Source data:
»»

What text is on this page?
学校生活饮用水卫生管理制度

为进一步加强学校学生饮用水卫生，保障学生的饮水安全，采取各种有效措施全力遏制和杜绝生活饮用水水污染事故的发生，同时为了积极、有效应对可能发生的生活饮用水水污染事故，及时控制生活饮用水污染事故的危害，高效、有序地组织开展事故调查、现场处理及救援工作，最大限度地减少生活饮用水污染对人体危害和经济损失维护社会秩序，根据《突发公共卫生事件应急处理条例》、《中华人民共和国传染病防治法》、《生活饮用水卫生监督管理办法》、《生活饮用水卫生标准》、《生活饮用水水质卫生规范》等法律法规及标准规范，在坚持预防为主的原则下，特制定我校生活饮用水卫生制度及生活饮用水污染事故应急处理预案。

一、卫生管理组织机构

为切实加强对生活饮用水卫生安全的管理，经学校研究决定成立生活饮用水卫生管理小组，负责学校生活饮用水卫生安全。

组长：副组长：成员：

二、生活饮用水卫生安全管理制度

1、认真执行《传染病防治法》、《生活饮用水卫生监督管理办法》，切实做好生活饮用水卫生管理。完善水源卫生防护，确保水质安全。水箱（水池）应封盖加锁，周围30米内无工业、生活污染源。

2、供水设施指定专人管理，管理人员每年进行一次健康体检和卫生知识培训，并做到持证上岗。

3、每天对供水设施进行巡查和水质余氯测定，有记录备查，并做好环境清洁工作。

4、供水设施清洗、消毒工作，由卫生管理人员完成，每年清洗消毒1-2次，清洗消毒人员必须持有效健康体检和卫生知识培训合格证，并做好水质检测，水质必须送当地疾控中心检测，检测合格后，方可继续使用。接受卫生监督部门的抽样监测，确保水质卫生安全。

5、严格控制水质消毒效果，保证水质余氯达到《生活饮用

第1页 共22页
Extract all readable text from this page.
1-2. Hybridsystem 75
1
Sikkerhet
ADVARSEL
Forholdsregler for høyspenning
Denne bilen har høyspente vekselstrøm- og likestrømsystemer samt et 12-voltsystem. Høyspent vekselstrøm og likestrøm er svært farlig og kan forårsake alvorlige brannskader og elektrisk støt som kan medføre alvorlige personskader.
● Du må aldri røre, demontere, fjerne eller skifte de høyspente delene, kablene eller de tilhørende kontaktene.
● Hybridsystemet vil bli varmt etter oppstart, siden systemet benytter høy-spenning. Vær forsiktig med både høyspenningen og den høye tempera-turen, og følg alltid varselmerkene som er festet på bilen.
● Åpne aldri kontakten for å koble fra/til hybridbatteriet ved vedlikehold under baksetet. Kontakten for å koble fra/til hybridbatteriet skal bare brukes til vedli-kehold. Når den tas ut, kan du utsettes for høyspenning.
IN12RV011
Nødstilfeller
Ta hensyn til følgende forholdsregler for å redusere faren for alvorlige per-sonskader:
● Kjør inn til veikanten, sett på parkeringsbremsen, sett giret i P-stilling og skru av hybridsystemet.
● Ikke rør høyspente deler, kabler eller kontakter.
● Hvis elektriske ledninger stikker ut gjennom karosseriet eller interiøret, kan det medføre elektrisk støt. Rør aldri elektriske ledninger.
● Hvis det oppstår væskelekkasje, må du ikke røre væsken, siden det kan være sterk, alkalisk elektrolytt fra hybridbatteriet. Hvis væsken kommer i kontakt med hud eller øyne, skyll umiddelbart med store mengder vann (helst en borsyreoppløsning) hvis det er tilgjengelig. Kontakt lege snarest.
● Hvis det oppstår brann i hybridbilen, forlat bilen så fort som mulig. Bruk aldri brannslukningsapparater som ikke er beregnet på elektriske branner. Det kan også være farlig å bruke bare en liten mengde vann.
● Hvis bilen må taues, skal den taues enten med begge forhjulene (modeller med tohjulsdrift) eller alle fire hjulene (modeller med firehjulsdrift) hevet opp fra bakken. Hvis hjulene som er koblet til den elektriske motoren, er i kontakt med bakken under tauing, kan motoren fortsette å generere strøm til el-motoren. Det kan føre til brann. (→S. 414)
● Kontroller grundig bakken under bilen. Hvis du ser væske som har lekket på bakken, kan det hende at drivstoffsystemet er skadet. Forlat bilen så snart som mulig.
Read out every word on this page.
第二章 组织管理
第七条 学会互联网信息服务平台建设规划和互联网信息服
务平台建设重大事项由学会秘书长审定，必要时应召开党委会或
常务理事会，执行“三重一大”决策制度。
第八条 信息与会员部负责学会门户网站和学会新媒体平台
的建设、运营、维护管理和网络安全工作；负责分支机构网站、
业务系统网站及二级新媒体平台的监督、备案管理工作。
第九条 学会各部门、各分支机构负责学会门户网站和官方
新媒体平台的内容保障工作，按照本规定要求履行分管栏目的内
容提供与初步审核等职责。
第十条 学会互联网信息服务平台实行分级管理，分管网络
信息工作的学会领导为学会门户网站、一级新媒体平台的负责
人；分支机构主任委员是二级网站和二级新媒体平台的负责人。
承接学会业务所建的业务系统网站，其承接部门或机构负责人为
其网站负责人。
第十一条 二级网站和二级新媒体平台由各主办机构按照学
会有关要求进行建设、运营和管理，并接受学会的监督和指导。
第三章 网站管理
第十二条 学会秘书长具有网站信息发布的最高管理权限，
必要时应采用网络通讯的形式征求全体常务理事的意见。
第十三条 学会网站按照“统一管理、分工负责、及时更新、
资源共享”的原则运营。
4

««

- PROBLEM: Search the listing for the word "this" and return each line that holds it.

- RIGHT ANSWER:
What text is on this page?
Extract all readable text from this page.
Read out every word on this page.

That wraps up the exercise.